▶ AIM: The entries that follow should be written out exactly.

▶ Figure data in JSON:

________________________

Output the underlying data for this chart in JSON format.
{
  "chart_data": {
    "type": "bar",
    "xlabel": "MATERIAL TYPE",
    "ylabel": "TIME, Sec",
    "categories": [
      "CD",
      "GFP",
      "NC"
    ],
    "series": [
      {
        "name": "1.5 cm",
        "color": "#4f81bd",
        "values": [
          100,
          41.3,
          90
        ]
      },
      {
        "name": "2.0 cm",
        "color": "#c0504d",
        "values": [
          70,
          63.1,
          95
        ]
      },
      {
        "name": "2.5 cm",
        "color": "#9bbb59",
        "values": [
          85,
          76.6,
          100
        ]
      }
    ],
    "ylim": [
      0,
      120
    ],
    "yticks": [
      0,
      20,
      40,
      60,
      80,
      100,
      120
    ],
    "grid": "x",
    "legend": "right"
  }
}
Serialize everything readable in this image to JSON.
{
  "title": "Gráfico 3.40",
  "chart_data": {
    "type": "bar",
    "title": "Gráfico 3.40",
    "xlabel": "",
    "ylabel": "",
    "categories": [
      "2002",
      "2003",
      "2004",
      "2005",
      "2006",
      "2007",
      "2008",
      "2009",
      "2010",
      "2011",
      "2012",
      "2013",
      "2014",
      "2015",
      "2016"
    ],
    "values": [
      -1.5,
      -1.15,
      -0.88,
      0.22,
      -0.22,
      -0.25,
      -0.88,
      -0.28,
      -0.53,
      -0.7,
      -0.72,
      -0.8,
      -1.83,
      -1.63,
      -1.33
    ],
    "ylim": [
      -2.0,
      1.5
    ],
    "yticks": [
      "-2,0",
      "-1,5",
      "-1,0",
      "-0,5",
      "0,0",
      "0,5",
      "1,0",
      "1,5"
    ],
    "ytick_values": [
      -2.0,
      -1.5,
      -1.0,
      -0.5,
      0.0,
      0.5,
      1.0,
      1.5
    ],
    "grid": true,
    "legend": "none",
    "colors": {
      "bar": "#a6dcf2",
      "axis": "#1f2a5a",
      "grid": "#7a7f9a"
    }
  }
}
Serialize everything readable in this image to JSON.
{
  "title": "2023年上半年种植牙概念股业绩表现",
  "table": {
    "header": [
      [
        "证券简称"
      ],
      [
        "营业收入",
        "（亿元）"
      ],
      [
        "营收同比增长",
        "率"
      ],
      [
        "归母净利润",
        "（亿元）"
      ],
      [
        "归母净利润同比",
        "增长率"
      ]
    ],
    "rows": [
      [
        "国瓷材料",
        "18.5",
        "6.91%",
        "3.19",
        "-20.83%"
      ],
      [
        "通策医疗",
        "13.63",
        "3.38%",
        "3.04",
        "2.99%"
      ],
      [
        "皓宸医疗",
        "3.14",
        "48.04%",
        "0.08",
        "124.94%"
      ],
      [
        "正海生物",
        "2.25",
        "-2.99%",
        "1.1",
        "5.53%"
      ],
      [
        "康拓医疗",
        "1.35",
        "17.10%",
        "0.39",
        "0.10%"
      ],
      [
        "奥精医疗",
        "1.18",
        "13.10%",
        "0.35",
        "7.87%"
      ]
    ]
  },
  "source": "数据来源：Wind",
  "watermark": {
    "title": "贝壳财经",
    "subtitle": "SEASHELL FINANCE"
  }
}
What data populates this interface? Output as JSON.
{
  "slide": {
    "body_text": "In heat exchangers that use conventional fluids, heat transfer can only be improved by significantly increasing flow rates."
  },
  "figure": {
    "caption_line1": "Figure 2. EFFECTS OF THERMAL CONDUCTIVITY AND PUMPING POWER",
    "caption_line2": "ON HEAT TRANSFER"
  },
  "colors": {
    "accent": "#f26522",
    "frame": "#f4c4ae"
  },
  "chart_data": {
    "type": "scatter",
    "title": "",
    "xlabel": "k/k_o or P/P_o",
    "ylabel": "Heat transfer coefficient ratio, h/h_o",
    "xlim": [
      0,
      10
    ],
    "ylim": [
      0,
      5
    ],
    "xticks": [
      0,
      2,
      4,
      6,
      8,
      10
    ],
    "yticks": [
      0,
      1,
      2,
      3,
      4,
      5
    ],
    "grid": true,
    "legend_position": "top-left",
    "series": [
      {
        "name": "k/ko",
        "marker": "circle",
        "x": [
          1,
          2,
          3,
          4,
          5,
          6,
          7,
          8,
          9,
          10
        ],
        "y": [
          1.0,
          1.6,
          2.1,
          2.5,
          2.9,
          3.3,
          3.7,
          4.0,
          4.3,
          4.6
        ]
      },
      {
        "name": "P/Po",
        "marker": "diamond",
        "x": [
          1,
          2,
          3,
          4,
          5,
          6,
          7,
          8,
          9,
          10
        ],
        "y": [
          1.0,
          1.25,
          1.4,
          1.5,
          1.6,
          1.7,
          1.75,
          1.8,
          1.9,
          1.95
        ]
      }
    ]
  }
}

________________________

▶ ANSWER TO THIS TASK:
Output the underlying data for this chart in JSON format.
{
  "chart_data": {
    "type": "bar",
    "xlabel": "MATERIAL TYPE",
    "ylabel": "TIME, Sec",
    "categories": [
      "CD",
      "GFP",
      "NC"
    ],
    "series": [
      {
        "name": "1.5 cm",
        "color": "#4f81bd",
        "values": [
          100,
          41.3,
          90
        ]
      },
      {
        "name": "2.0 cm",
        "color": "#c0504d",
        "values": [
          70,
          63.1,
          95
        ]
      },
      {
        "name": "2.5 cm",
        "color": "#9bbb59",
        "values": [
          85,
          76.6,
          100
        ]
      }
    ],
    "ylim": [
      0,
      120
    ],
    "yticks": [
      0,
      20,
      40,
      60,
      80,
      100,
      120
    ],
    "grid": "x",
    "legend": "right"
  }
}
Serialize everything readable in this image to JSON.
{
  "title": "Gráfico 3.40",
  "chart_data": {
    "type": "bar",
    "title": "Gráfico 3.40",
    "xlabel": "",
    "ylabel": "",
    "categories": [
      "2002",
      "2003",
      "2004",
      "2005",
      "2006",
      "2007",
      "2008",
      "2009",
      "2010",
      "2011",
      "2012",
      "2013",
      "2014",
      "2015",
      "2016"
    ],
    "values": [
      -1.5,
      -1.15,
      -0.88,
      0.22,
      -0.22,
      -0.25,
      -0.88,
      -0.28,
      -0.53,
      -0.7,
      -0.72,
      -0.8,
      -1.83,
      -1.63,
      -1.33
    ],
    "ylim": [
      -2.0,
      1.5
    ],
    "yticks": [
      "-2,0",
      "-1,5",
      "-1,0",
      "-0,5",
      "0,0",
      "0,5",
      "1,0",
      "1,5"
    ],
    "ytick_values": [
      -2.0,
      -1.5,
      -1.0,
      -0.5,
      0.0,
      0.5,
      1.0,
      1.5
    ],
    "grid": true,
    "legend": "none",
    "colors": {
      "bar": "#a6dcf2",
      "axis": "#1f2a5a",
      "grid": "#7a7f9a"
    }
  }
}
Serialize everything readable in this image to JSON.
{
  "title": "2023年上半年种植牙概念股业绩表现",
  "table": {
    "header": [
      [
        "证券简称"
      ],
      [
        "营业收入",
        "（亿元）"
      ],
      [
        "营收同比增长",
        "率"
      ],
      [
        "归母净利润",
        "（亿元）"
      ],
      [
        "归母净利润同比",
        "增长率"
      ]
    ],
    "rows": [
      [
        "国瓷材料",
        "18.5",
        "6.91%",
        "3.19",
        "-20.83%"
      ],
      [
        "通策医疗",
        "13.63",
        "3.38%",
        "3.04",
        "2.99%"
      ],
      [
        "皓宸医疗",
        "3.14",
        "48.04%",
        "0.08",
        "124.94%"
      ],
      [
        "正海生物",
        "2.25",
        "-2.99%",
        "1.1",
        "5.53%"
      ],
      [
        "康拓医疗",
        "1.35",
        "17.10%",
        "0.39",
        "0.10%"
      ],
      [
        "奥精医疗",
        "1.18",
        "13.10%",
        "0.35",
        "7.87%"
      ]
    ]
  },
  "source": "数据来源：Wind",
  "watermark": {
    "title": "贝壳财经",
    "subtitle": "SEASHELL FINANCE"
  }
}
What data populates this interface? Output as JSON.
{
  "slide": {
    "body_text": "In heat exchangers that use conventional fluids, heat transfer can only be improved by significantly increasing flow rates."
  },
  "figure": {
    "caption_line1": "Figure 2. EFFECTS OF THERMAL CONDUCTIVITY AND PUMPING POWER",
    "caption_line2": "ON HEAT TRANSFER"
  },
  "colors": {
    "accent": "#f26522",
    "frame": "#f4c4ae"
  },
  "chart_data": {
    "type": "scatter",
    "title": "",
    "xlabel": "k/k_o or P/P_o",
    "ylabel": "Heat transfer coefficient ratio, h/h_o",
    "xlim": [
      0,
      10
    ],
    "ylim": [
      0,
      5
    ],
    "xticks": [
      0,
      2,
      4,
      6,
      8,
      10
    ],
    "yticks": [
      0,
      1,
      2,
      3,
      4,
      5
    ],
    "grid": true,
    "legend_position": "top-left",
    "series": [
      {
        "name": "k/ko",
        "marker": "circle",
        "x": [
          1,
          2,
          3,
          4,
          5,
          6,
          7,
          8,
          9,
          10
        ],
        "y": [
          1.0,
          1.6,
          2.1,
          2.5,
          2.9,
          3.3,
          3.7,
          4.0,
          4.3,
          4.6
        ]
      },
      {
        "name": "P/Po",
        "marker": "diamond",
        "x": [
          1,
          2,
          3,
          4,
          5,
          6,
          7,
          8,
          9,
          10
        ],
        "y": [
          1.0,
          1.25,
          1.4,
          1.5,
          1.6,
          1.7,
          1.75,
          1.8,
          1.9,
          1.95
        ]
      }
    ]
  }
}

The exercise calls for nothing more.